§ **Your instructions**
Print the rows from the line containing "Enumerate the UI" through the line containing "- user-name: Cristian: [541, 477, 582, 492]", keeping every character unchanged.

§ **Material provided**
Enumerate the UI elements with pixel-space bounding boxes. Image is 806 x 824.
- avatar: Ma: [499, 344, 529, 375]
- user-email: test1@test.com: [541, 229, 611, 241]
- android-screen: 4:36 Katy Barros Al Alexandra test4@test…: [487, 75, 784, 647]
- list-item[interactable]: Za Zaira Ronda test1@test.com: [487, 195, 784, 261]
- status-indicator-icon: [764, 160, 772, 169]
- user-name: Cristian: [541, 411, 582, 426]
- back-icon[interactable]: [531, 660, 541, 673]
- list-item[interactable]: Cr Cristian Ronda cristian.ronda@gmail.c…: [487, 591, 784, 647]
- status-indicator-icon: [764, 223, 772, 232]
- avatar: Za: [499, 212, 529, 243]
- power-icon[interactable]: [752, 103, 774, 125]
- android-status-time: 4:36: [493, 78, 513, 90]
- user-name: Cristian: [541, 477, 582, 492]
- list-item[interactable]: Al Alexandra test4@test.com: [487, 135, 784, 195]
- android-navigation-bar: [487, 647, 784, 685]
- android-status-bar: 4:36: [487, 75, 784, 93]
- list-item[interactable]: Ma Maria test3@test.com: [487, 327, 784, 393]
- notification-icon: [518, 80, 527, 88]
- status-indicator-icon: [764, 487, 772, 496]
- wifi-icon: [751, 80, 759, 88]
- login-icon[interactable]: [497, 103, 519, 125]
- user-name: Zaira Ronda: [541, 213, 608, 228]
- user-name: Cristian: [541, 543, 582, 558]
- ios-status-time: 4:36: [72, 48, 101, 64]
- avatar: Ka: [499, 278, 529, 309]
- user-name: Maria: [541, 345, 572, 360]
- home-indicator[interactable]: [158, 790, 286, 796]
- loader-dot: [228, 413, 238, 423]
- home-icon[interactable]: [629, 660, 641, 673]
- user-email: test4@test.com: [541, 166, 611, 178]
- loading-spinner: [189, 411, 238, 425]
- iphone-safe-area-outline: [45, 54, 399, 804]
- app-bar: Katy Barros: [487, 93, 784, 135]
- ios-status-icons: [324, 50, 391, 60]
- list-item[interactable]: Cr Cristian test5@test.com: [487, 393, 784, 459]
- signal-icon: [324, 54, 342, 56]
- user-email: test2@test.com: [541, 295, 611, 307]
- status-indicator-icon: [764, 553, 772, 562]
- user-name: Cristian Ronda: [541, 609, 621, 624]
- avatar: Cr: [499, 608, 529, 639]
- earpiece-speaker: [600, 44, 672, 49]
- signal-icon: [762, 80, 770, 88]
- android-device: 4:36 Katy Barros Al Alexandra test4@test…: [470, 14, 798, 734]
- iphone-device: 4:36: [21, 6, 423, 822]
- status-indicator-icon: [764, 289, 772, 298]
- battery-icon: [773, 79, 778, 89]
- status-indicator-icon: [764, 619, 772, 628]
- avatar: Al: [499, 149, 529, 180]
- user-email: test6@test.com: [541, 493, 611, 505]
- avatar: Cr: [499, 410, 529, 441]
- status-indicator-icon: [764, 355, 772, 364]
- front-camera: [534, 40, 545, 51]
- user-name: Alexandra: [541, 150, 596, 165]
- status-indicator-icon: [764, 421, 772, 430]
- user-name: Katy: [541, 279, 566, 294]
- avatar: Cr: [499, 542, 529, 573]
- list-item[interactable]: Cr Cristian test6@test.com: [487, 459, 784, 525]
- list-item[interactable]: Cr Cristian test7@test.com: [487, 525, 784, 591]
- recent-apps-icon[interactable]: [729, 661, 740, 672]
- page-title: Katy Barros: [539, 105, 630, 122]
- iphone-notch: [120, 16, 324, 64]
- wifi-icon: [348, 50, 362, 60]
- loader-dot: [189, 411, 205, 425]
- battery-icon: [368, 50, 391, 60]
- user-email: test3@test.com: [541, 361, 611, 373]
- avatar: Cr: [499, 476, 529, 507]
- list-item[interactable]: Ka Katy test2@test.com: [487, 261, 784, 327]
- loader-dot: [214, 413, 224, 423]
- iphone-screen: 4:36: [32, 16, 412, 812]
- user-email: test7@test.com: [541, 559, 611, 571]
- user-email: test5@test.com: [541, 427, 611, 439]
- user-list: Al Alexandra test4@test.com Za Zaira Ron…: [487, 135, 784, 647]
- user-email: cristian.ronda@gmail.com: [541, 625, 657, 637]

* * *

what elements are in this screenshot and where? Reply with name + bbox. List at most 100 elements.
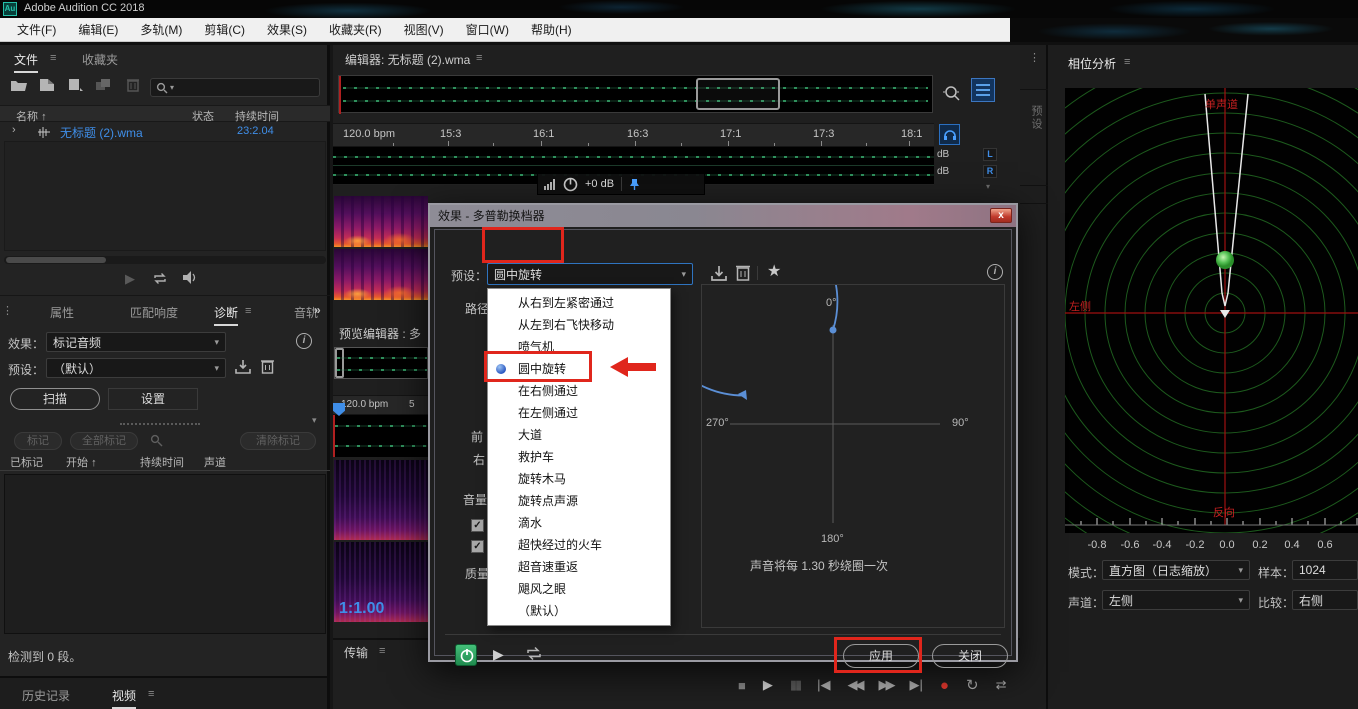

§ **Complete answer**
Enumerate the UI elements with pixel-space bounding boxes. Image is 806 x 824.
- avatar: Ma: [499, 344, 529, 375]
- user-email: test1@test.com: [541, 229, 611, 241]
- android-screen: 4:36 Katy Barros Al Alexandra test4@test…: [487, 75, 784, 647]
- list-item[interactable]: Za Zaira Ronda test1@test.com: [487, 195, 784, 261]
- status-indicator-icon: [764, 160, 772, 169]
- user-name: Cristian: [541, 411, 582, 426]
- back-icon[interactable]: [531, 660, 541, 673]
- list-item[interactable]: Cr Cristian Ronda cristian.ronda@gmail.c…: [487, 591, 784, 647]
- status-indicator-icon: [764, 223, 772, 232]
- avatar: Za: [499, 212, 529, 243]
- power-icon[interactable]: [752, 103, 774, 125]
- android-status-time: 4:36: [493, 78, 513, 90]
- user-name: Cristian: [541, 477, 582, 492]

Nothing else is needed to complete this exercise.